宮司のブログ

こんにちは。日吉神社の宮司を務める三輪隆裕です。今回、ホームページのリニューアルに伴い、私のページを新設してもらうことになりました。若い頃から、各所に原稿を発表したり、講演を行ったりしていますので、コンテンツは沢山あります。その中から、面白そうなものを少しずつ発表していこうと思います。ご意見などございましたら、ご遠慮なくお寄せください。

戦後70年目の戦争

2015年2月2日   投稿者:宮司

私は1948年の生まれだ。今年で67歳。戦後の平和な時代を生きて来た。

 その前の1868年からの77年間は、まさしく戦争に次ぐ戦争の時代であった。戦後のこの長期の平和があったのは、日本が、平和憲法といわれている戦争を放棄した憲法を持つ国家であったからだ。

 明治以来、我が国は、近代的な国民国家を目指し、ついには世界に伍す強大な国家となり、国家間の戦争に参加し、一敗地にまみれ、その結果、再び強大な武装国家とならないように、勝者であるアメリカ合衆国から平和憲法を押し付けられたのは、周知の通りである。

 しかし、皮肉にも、この憲法を後生大事に守り通したおかげで、東西冷戦の時代にも軍事的に参加せず、共産主義の終焉とともに世界はグローバルな経済競争の時代に入り、平和で安全な競争に明け暮れる国となった。

• **作業内容**
本文の「その前の1868年からの77」から「競争に明け暮れる国となった。」までをすべて書き出し、その中の「アメリカ合衆国」を「米国」に差し替えること。 答えには本文だけを用いること。

• **提供情報**

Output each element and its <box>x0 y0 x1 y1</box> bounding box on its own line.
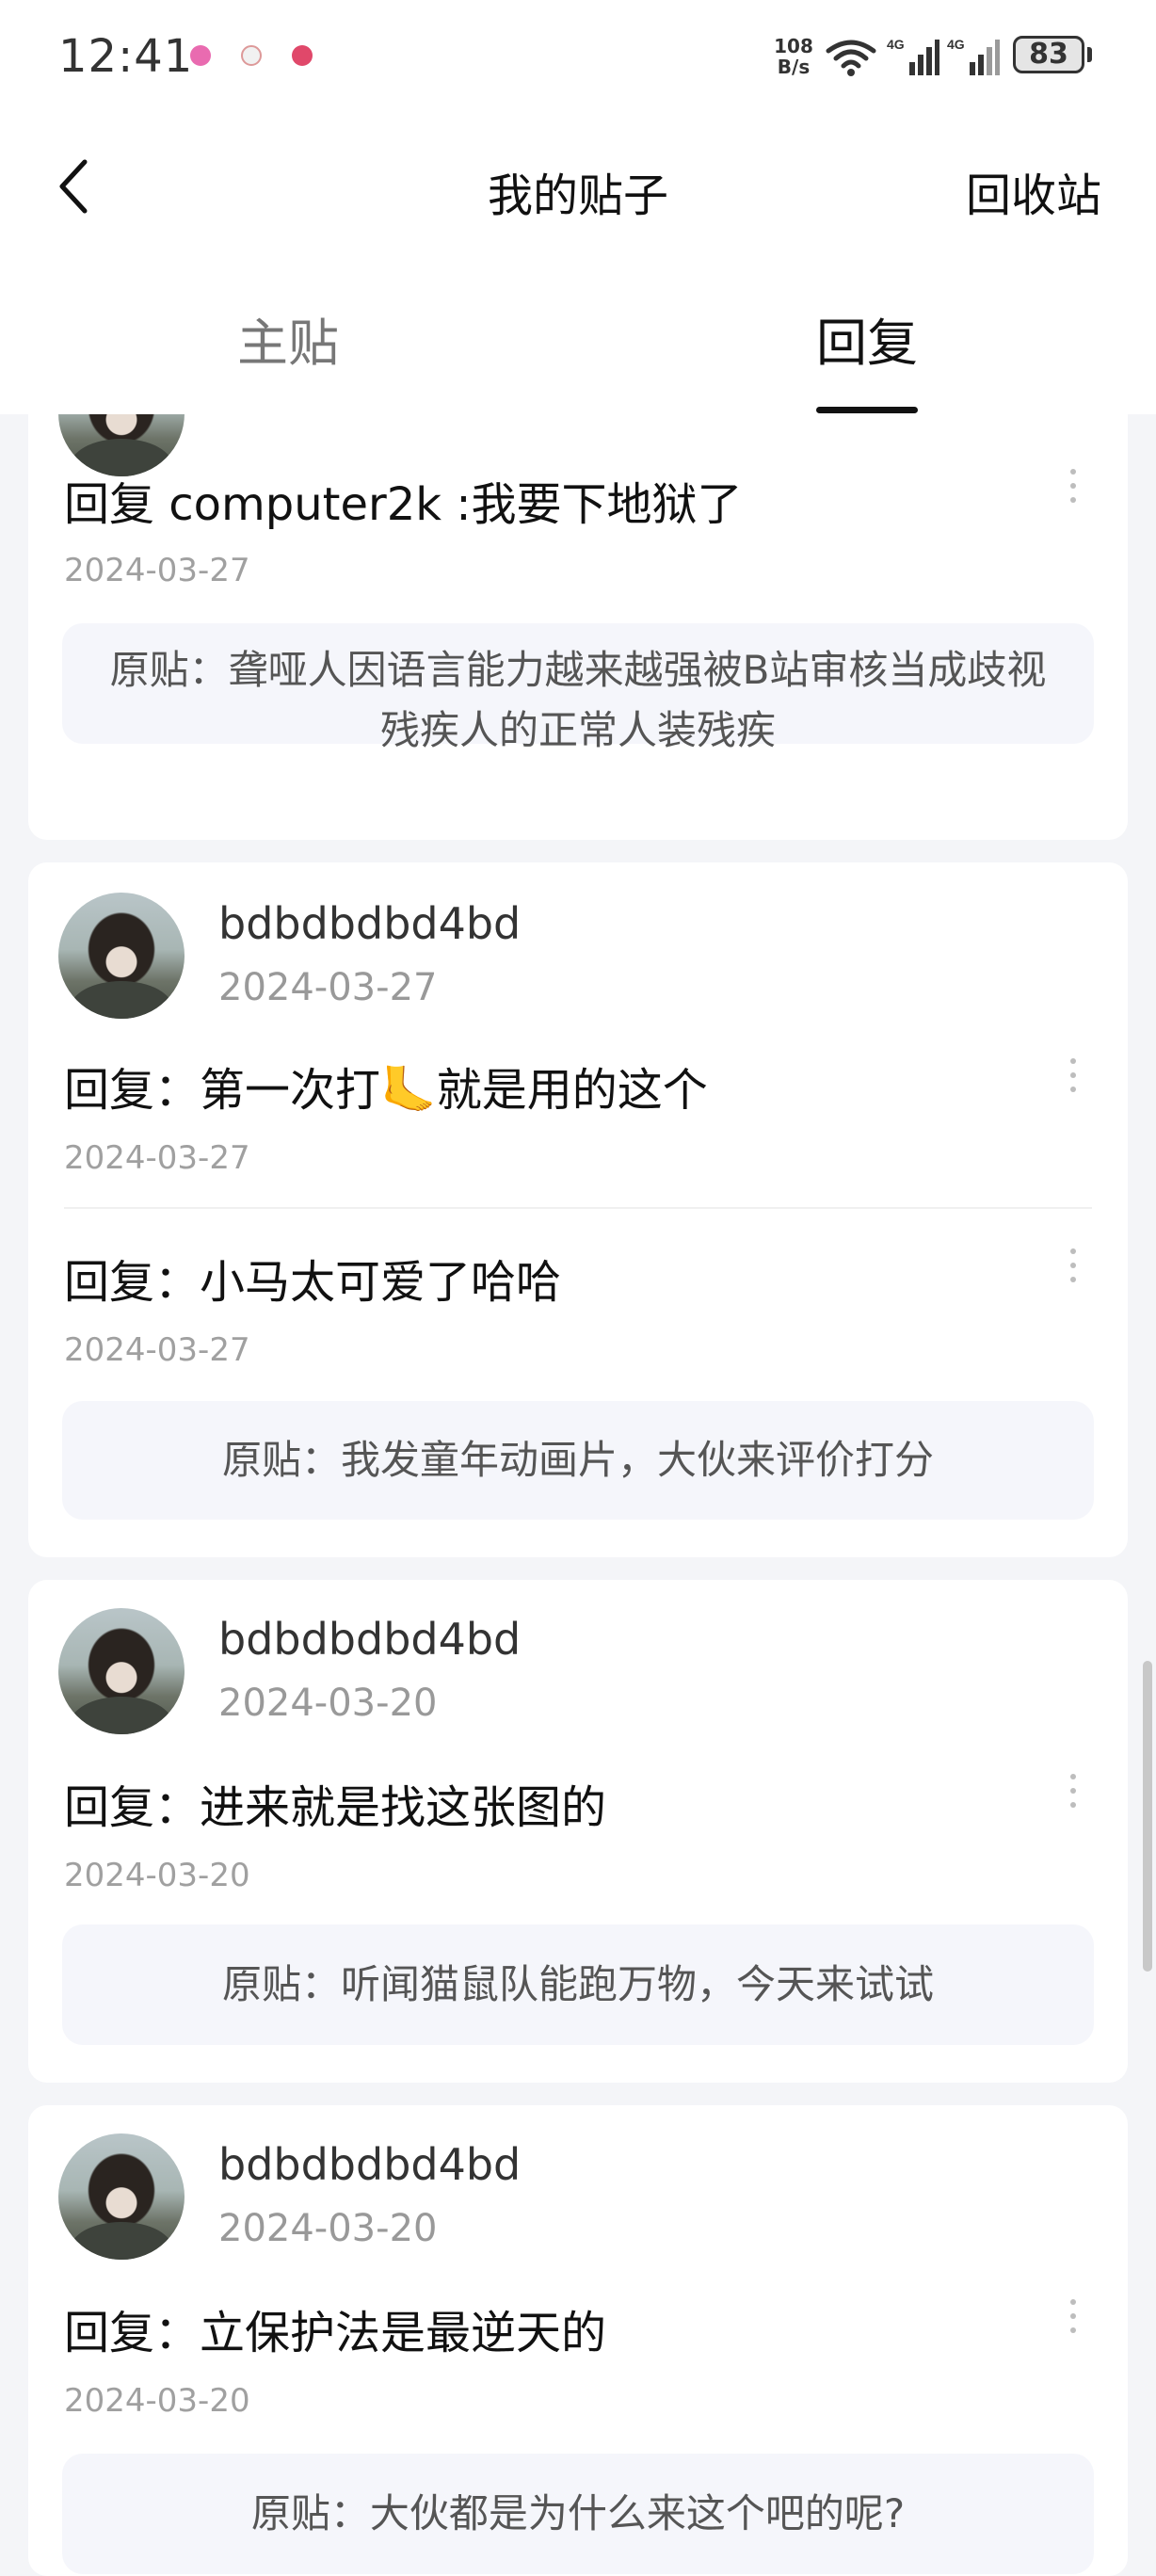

• **出力結果**
その前の1868年からの77年間は、まさしく戦争に次ぐ戦争の時代であった。戦後のこの長期の平和があったのは、日本が、平和憲法といわれている戦争を放棄した憲法を持つ国家であったからだ。

 明治以来、我が国は、近代的な国民国家を目指し、ついには世界に伍す強大な国家となり、国家間の戦争に参加し、一敗地にまみれ、その結果、再び強大な武装国家とならないように、勝者である米国から平和憲法を押し付けられたのは、周知の通りである。

 しかし、皮肉にも、この憲法を後生大事に守り通したおかげで、東西冷戦の時代にも軍事的に参加せず、共産主義の終焉とともに世界はグローバルな経済競争の時代に入り、平和で安全な競争に明け暮れる国となった。